- What to work on
Return each line of the material verbatim.

- Entries
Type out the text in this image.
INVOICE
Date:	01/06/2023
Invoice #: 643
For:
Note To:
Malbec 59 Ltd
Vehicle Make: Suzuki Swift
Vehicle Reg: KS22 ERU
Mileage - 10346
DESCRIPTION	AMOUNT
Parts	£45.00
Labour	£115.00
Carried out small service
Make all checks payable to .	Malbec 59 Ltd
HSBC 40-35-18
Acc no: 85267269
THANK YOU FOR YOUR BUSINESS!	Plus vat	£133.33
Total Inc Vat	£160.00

- Full solution
Type out the text in this image.
INVOICE
Date:	01/06/2023
Invoice #: 643
For:
Note To:
Malbec 59 Ltd
Vehicle Make: Suzuki Swift
Vehicle Reg: KS22 ERU
Mileage - 10346
DESCRIPTION	AMOUNT
Parts	£45.00
Labour	£115.00
Carried out small service
Make all checks payable to .	Malbec 59 Ltd
HSBC 40-35-18
Acc no: 85267269
THANK YOU FOR YOUR BUSINESS!	Plus vat	£133.33
Total Inc Vat	£160.00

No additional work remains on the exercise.